#### [Task instructions]
Restate each of the lines given below, word for word.

#### [Records provided]
— START —

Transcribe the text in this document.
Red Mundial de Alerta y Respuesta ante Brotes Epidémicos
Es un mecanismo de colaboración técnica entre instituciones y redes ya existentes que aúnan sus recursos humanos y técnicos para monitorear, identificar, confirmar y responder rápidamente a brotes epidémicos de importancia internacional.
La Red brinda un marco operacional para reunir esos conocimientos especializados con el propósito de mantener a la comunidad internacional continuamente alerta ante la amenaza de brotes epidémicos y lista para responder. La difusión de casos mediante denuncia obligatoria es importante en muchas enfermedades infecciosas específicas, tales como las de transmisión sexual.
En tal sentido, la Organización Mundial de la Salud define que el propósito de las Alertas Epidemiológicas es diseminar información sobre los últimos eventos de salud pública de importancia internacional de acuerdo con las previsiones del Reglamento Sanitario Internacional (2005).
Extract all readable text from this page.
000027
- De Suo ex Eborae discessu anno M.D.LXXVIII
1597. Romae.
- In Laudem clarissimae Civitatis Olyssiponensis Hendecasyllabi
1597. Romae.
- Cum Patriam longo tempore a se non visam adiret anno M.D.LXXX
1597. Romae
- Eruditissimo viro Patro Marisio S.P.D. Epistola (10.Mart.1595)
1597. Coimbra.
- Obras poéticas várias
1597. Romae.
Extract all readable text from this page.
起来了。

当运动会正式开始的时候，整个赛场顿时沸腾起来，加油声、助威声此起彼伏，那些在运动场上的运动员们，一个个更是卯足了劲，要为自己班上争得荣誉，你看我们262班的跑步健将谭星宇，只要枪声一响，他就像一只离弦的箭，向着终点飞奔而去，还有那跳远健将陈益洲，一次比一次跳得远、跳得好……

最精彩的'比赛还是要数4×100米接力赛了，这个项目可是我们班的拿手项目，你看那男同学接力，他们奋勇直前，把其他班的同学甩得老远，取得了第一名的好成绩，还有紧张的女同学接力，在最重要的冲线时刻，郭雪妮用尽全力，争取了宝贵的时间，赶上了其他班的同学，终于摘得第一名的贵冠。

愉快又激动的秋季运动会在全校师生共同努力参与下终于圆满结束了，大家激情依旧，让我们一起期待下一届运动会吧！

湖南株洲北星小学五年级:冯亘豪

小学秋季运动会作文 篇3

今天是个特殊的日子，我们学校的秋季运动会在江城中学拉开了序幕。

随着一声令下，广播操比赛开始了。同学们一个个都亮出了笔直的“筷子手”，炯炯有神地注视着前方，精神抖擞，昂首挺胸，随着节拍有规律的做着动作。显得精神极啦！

— END —

#### [Full response]
Transcribe the text in this document.
Red Mundial de Alerta y Respuesta ante Brotes Epidémicos
Es un mecanismo de colaboración técnica entre instituciones y redes ya existentes que aúnan sus recursos humanos y técnicos para monitorear, identificar, confirmar y responder rápidamente a brotes epidémicos de importancia internacional.
La Red brinda un marco operacional para reunir esos conocimientos especializados con el propósito de mantener a la comunidad internacional continuamente alerta ante la amenaza de brotes epidémicos y lista para responder. La difusión de casos mediante denuncia obligatoria es importante en muchas enfermedades infecciosas específicas, tales como las de transmisión sexual.
En tal sentido, la Organización Mundial de la Salud define que el propósito de las Alertas Epidemiológicas es diseminar información sobre los últimos eventos de salud pública de importancia internacional de acuerdo con las previsiones del Reglamento Sanitario Internacional (2005).
Extract all readable text from this page.
000027
- De Suo ex Eborae discessu anno M.D.LXXVIII
1597. Romae.
- In Laudem clarissimae Civitatis Olyssiponensis Hendecasyllabi
1597. Romae.
- Cum Patriam longo tempore a se non visam adiret anno M.D.LXXX
1597. Romae
- Eruditissimo viro Patro Marisio S.P.D. Epistola (10.Mart.1595)
1597. Coimbra.
- Obras poéticas várias
1597. Romae.
Extract all readable text from this page.
起来了。

当运动会正式开始的时候，整个赛场顿时沸腾起来，加油声、助威声此起彼伏，那些在运动场上的运动员们，一个个更是卯足了劲，要为自己班上争得荣誉，你看我们262班的跑步健将谭星宇，只要枪声一响，他就像一只离弦的箭，向着终点飞奔而去，还有那跳远健将陈益洲，一次比一次跳得远、跳得好……

最精彩的'比赛还是要数4×100米接力赛了，这个项目可是我们班的拿手项目，你看那男同学接力，他们奋勇直前，把其他班的同学甩得老远，取得了第一名的好成绩，还有紧张的女同学接力，在最重要的冲线时刻，郭雪妮用尽全力，争取了宝贵的时间，赶上了其他班的同学，终于摘得第一名的贵冠。

愉快又激动的秋季运动会在全校师生共同努力参与下终于圆满结束了，大家激情依旧，让我们一起期待下一届运动会吧！

湖南株洲北星小学五年级:冯亘豪

小学秋季运动会作文 篇3

今天是个特殊的日子，我们学校的秋季运动会在江城中学拉开了序幕。

随着一声令下，广播操比赛开始了。同学们一个个都亮出了笔直的“筷子手”，炯炯有神地注视着前方，精神抖擞，昂首挺胸，随着节拍有规律的做着动作。显得精神极啦！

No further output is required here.